▶ [Dataset excerpt]
------------------------------
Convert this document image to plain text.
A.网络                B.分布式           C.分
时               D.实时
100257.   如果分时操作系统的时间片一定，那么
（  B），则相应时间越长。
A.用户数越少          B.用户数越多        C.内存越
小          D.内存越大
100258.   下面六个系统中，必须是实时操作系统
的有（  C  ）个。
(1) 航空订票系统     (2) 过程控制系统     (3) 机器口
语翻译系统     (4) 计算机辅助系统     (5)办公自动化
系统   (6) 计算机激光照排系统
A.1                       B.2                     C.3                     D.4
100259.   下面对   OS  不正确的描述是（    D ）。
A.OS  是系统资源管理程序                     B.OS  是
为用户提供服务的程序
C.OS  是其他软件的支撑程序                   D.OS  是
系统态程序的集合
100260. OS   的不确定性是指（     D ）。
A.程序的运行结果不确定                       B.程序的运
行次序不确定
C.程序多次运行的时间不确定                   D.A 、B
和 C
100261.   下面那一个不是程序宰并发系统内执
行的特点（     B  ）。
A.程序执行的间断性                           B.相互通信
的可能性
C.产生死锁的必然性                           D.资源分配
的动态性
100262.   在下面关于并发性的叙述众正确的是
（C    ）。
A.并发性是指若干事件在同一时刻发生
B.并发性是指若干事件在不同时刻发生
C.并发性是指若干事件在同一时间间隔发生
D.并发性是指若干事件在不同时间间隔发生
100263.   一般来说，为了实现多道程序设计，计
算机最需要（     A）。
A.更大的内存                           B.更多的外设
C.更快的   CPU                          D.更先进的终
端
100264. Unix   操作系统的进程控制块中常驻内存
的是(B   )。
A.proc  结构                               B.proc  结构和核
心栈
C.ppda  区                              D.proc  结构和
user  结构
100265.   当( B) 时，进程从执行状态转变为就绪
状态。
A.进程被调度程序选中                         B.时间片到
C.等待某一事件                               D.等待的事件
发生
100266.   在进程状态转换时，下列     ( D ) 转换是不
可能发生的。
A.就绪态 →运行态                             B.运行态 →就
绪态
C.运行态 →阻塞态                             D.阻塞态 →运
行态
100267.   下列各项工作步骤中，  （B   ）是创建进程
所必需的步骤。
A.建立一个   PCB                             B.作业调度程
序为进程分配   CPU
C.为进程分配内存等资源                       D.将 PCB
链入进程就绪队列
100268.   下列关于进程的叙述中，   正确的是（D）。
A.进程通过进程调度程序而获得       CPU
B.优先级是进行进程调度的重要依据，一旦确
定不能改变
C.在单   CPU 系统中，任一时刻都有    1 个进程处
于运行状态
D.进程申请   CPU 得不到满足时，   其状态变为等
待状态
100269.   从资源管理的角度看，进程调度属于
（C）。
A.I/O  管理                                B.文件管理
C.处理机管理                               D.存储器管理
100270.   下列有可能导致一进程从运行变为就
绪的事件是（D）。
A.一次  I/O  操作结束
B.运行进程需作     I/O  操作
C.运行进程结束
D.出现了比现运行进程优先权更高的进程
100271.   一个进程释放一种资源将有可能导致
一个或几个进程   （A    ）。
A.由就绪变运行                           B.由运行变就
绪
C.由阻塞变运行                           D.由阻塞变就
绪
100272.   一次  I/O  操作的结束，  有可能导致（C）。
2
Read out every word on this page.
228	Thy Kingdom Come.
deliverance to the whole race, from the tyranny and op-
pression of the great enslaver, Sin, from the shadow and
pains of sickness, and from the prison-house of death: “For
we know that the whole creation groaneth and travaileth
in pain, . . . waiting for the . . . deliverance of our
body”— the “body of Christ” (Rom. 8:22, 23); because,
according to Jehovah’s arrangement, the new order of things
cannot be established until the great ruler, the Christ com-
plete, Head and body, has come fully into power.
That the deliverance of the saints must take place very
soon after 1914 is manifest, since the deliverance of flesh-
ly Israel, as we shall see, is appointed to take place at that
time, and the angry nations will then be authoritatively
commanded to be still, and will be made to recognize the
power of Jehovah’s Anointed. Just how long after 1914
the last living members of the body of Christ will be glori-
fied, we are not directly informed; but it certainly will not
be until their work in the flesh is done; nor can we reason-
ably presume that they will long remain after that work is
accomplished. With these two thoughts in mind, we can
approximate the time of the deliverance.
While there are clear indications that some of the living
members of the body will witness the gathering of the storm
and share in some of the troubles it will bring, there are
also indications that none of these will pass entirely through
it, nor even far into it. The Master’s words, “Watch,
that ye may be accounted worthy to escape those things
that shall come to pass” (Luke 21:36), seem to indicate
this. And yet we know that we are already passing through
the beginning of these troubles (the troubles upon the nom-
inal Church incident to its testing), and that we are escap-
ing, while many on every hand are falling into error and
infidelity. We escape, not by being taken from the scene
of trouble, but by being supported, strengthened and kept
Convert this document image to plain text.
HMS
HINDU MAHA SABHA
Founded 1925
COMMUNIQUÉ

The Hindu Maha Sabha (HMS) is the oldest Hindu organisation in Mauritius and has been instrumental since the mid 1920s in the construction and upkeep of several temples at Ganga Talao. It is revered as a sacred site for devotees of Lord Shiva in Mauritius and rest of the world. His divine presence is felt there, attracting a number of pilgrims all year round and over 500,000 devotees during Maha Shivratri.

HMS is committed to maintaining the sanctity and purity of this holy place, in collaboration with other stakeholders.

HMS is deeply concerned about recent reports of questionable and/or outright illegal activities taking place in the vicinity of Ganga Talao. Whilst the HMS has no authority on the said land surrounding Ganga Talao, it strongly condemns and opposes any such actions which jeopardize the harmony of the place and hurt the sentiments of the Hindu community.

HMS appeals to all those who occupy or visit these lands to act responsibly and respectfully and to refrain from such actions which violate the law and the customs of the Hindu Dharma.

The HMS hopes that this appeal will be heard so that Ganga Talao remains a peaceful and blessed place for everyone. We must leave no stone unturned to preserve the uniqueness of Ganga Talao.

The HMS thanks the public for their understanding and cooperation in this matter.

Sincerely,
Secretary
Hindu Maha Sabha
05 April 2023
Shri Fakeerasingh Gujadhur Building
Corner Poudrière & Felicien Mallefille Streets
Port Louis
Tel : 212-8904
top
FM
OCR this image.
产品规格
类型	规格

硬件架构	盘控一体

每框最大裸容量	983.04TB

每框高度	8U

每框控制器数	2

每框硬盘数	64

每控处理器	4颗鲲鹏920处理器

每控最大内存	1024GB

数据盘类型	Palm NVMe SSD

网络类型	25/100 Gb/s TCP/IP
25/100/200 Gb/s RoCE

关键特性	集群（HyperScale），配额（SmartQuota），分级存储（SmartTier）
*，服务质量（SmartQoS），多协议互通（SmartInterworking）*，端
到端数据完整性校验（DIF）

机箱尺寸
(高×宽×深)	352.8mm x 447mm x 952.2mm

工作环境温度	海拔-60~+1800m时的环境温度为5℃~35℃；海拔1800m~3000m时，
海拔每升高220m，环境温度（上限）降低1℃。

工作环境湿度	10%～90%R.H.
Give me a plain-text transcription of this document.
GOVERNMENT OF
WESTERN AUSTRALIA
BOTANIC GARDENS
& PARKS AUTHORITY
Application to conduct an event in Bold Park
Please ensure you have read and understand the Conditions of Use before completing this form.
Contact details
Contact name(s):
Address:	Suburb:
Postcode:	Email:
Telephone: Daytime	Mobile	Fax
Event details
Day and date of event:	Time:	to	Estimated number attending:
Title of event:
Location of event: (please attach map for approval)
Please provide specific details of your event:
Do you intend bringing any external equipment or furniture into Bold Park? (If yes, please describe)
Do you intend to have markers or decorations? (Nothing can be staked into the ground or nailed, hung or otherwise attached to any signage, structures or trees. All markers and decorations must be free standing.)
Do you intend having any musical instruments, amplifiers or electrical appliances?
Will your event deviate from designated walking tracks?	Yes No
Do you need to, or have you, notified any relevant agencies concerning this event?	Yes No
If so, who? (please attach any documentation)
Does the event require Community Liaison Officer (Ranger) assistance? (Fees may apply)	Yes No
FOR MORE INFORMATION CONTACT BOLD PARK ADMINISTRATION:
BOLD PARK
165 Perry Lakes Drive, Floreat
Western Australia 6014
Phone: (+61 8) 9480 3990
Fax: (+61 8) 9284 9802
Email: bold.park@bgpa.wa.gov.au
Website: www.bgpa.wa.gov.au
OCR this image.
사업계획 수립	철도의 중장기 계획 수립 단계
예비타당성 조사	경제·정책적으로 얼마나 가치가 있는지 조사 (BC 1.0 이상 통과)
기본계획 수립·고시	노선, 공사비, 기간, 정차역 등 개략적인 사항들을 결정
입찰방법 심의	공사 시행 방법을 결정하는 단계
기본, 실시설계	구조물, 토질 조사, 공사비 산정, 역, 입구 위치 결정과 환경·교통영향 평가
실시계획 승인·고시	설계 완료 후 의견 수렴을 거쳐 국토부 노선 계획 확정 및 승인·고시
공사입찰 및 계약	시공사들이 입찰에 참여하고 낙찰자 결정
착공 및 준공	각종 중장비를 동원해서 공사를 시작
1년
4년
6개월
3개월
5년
------------------------------
▶ [WHAT THE TASK ASKS] Copy out all lines where the word "number" appears.

▶ [TASK OUTPUT]
The Hindu Maha Sabha (HMS) is the oldest Hindu organisation in Mauritius and has been instrumental since the mid 1920s in the construction and upkeep of several temples at Ganga Talao. It is revered as a sacred site for devotees of Lord Shiva in Mauritius and rest of the world. His divine presence is felt there, attracting a number of pilgrims all year round and over 500,000 devotees during Maha Shivratri.
Day and date of event:	Time:	to	Estimated number attending:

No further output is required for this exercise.